* **Task to complete**:
Every entry below should be printed exactly, without its images.

--------

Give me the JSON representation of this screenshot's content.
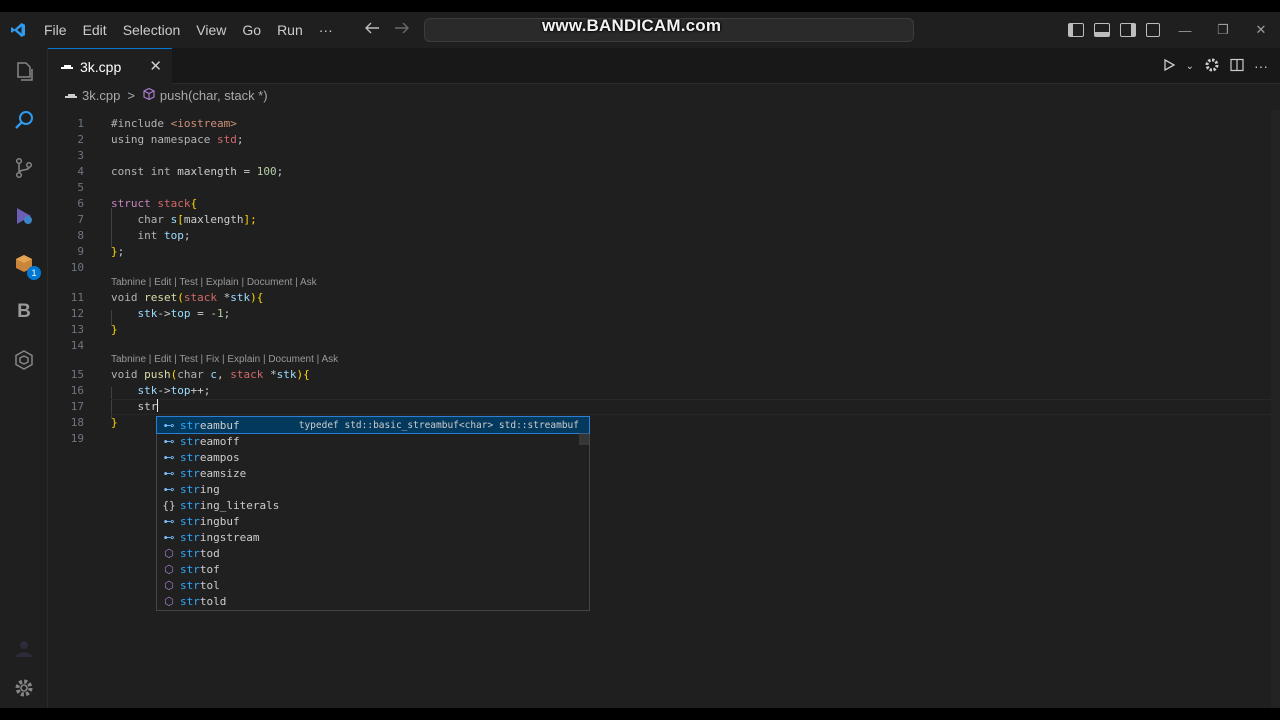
{
  "watermark": "www.BANDICAM.com",
  "menu": [
    "File",
    "Edit",
    "Selection",
    "View",
    "Go",
    "Run",
    "···"
  ],
  "activity_badge": "1",
  "tab": {
    "label": "3k.cpp",
    "close": "✕"
  },
  "breadcrumb": {
    "file": "3k.cpp",
    "sep": ">",
    "symbol": "push(char, stack *)"
  },
  "codelens": {
    "reset": "Tabnine | Edit | Test | Explain | Document | Ask",
    "push": "Tabnine | Edit | Test | Fix | Explain | Document | Ask"
  },
  "line_numbers": [
    "1",
    "2",
    "3",
    "4",
    "5",
    "6",
    "7",
    "8",
    "9",
    "10",
    "11",
    "12",
    "13",
    "14",
    "15",
    "16",
    "17",
    "18",
    "19"
  ],
  "code": {
    "l1a": "#include ",
    "l1b": "<iostream>",
    "l2a": "using namespace ",
    "l2b": "std",
    "l2c": ";",
    "l4a": "const int ",
    "l4b": "maxlength",
    "l4c": " = ",
    "l4d": "100",
    "l4e": ";",
    "l6a": "struct ",
    "l6b": "stack",
    "l6c": "{",
    "l7a": "    char ",
    "l7b": "s",
    "l7c": "[",
    "l7d": "maxlength",
    "l7e": "];",
    "l8a": "    int ",
    "l8b": "top",
    "l8c": ";",
    "l9a": "}",
    "l9b": ";",
    "l11a": "void ",
    "l11b": "reset",
    "l11c": "(",
    "l11d": "stack",
    "l11e": " *",
    "l11f": "stk",
    "l11g": "){",
    "l12a": "    stk",
    "l12b": "->",
    "l12c": "top",
    "l12d": " = ",
    "l12e": "-1",
    "l12f": ";",
    "l13a": "}",
    "l15a": "void ",
    "l15b": "push",
    "l15c": "(",
    "l15d": "char ",
    "l15e": "c",
    "l15f": ", ",
    "l15g": "stack",
    "l15h": " *",
    "l15i": "stk",
    "l15j": "){",
    "l16a": "    stk",
    "l16b": "->",
    "l16c": "top",
    "l16d": "++;",
    "l17a": "    str",
    "l18a": "}"
  },
  "suggestions": [
    {
      "kind": "class",
      "icon": "⊷",
      "match": "str",
      "rest": "eambuf",
      "detail": "typedef std::basic_streambuf<char> std::streambuf"
    },
    {
      "kind": "class",
      "icon": "⊷",
      "match": "str",
      "rest": "eamoff",
      "detail": ""
    },
    {
      "kind": "class",
      "icon": "⊷",
      "match": "str",
      "rest": "eampos",
      "detail": ""
    },
    {
      "kind": "class",
      "icon": "⊷",
      "match": "str",
      "rest": "eamsize",
      "detail": ""
    },
    {
      "kind": "class",
      "icon": "⊷",
      "match": "str",
      "rest": "ing",
      "detail": ""
    },
    {
      "kind": "namespace",
      "icon": "{}",
      "match": "str",
      "rest": "ing_literals",
      "detail": ""
    },
    {
      "kind": "class",
      "icon": "⊷",
      "match": "str",
      "rest": "ingbuf",
      "detail": ""
    },
    {
      "kind": "class",
      "icon": "⊷",
      "match": "str",
      "rest": "ingstream",
      "detail": ""
    },
    {
      "kind": "function",
      "icon": "⬡",
      "match": "str",
      "rest": "tod",
      "detail": ""
    },
    {
      "kind": "function",
      "icon": "⬡",
      "match": "str",
      "rest": "tof",
      "detail": ""
    },
    {
      "kind": "function",
      "icon": "⬡",
      "match": "str",
      "rest": "tol",
      "detail": ""
    },
    {
      "kind": "function",
      "icon": "⬡",
      "match": "str",
      "rest": "told",
      "detail": ""
    }
  ],
  "colors": {
    "accent": "#0078d4",
    "background": "#1f1f1f",
    "selection": "#04395e",
    "match": "#2aaaff"
  }
}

--------

* **Completed exercise**:
Give me the JSON representation of this screenshot's content.
{
  "watermark": "www.BANDICAM.com",
  "menu": [
    "File",
    "Edit",
    "Selection",
    "View",
    "Go",
    "Run",
    "···"
  ],
  "activity_badge": "1",
  "tab": {
    "label": "3k.cpp",
    "close": "✕"
  },
  "breadcrumb": {
    "file": "3k.cpp",
    "sep": ">",
    "symbol": "push(char, stack *)"
  },
  "codelens": {
    "reset": "Tabnine | Edit | Test | Explain | Document | Ask",
    "push": "Tabnine | Edit | Test | Fix | Explain | Document | Ask"
  },
  "line_numbers": [
    "1",
    "2",
    "3",
    "4",
    "5",
    "6",
    "7",
    "8",
    "9",
    "10",
    "11",
    "12",
    "13",
    "14",
    "15",
    "16",
    "17",
    "18",
    "19"
  ],
  "code": {
    "l1a": "#include ",
    "l1b": "<iostream>",
    "l2a": "using namespace ",
    "l2b": "std",
    "l2c": ";",
    "l4a": "const int ",
    "l4b": "maxlength",
    "l4c": " = ",
    "l4d": "100",
    "l4e": ";",
    "l6a": "struct ",
    "l6b": "stack",
    "l6c": "{",
    "l7a": "    char ",
    "l7b": "s",
    "l7c": "[",
    "l7d": "maxlength",
    "l7e": "];",
    "l8a": "    int ",
    "l8b": "top",
    "l8c": ";",
    "l9a": "}",
    "l9b": ";",
    "l11a": "void ",
    "l11b": "reset",
    "l11c": "(",
    "l11d": "stack",
    "l11e": " *",
    "l11f": "stk",
    "l11g": "){",
    "l12a": "    stk",
    "l12b": "->",
    "l12c": "top",
    "l12d": " = ",
    "l12e": "-1",
    "l12f": ";",
    "l13a": "}",
    "l15a": "void ",
    "l15b": "push",
    "l15c": "(",
    "l15d": "char ",
    "l15e": "c",
    "l15f": ", ",
    "l15g": "stack",
    "l15h": " *",
    "l15i": "stk",
    "l15j": "){",
    "l16a": "    stk",
    "l16b": "->",
    "l16c": "top",
    "l16d": "++;",
    "l17a": "    str",
    "l18a": "}"
  },
  "suggestions": [
    {
      "kind": "class",
      "icon": "⊷",
      "match": "str",
      "rest": "eambuf",
      "detail": "typedef std::basic_streambuf<char> std::streambuf"
    },
    {
      "kind": "class",
      "icon": "⊷",
      "match": "str",
      "rest": "eamoff",
      "detail": ""
    },
    {
      "kind": "class",
      "icon": "⊷",
      "match": "str",
      "rest": "eampos",
      "detail": ""
    },
    {
      "kind": "class",
      "icon": "⊷",
      "match": "str",
      "rest": "eamsize",
      "detail": ""
    },
    {
      "kind": "class",
      "icon": "⊷",
      "match": "str",
      "rest": "ing",
      "detail": ""
    },
    {
      "kind": "namespace",
      "icon": "{}",
      "match": "str",
      "rest": "ing_literals",
      "detail": ""
    },
    {
      "kind": "class",
      "icon": "⊷",
      "match": "str",
      "rest": "ingbuf",
      "detail": ""
    },
    {
      "kind": "class",
      "icon": "⊷",
      "match": "str",
      "rest": "ingstream",
      "detail": ""
    },
    {
      "kind": "function",
      "icon": "⬡",
      "match": "str",
      "rest": "tod",
      "detail": ""
    },
    {
      "kind": "function",
      "icon": "⬡",
      "match": "str",
      "rest": "tof",
      "detail": ""
    },
    {
      "kind": "function",
      "icon": "⬡",
      "match": "str",
      "rest": "tol",
      "detail": ""
    },
    {
      "kind": "function",
      "icon": "⬡",
      "match": "str",
      "rest": "told",
      "detail": ""
    }
  ],
  "colors": {
    "accent": "#0078d4",
    "background": "#1f1f1f",
    "selection": "#04395e",
    "match": "#2aaaff"
  }
}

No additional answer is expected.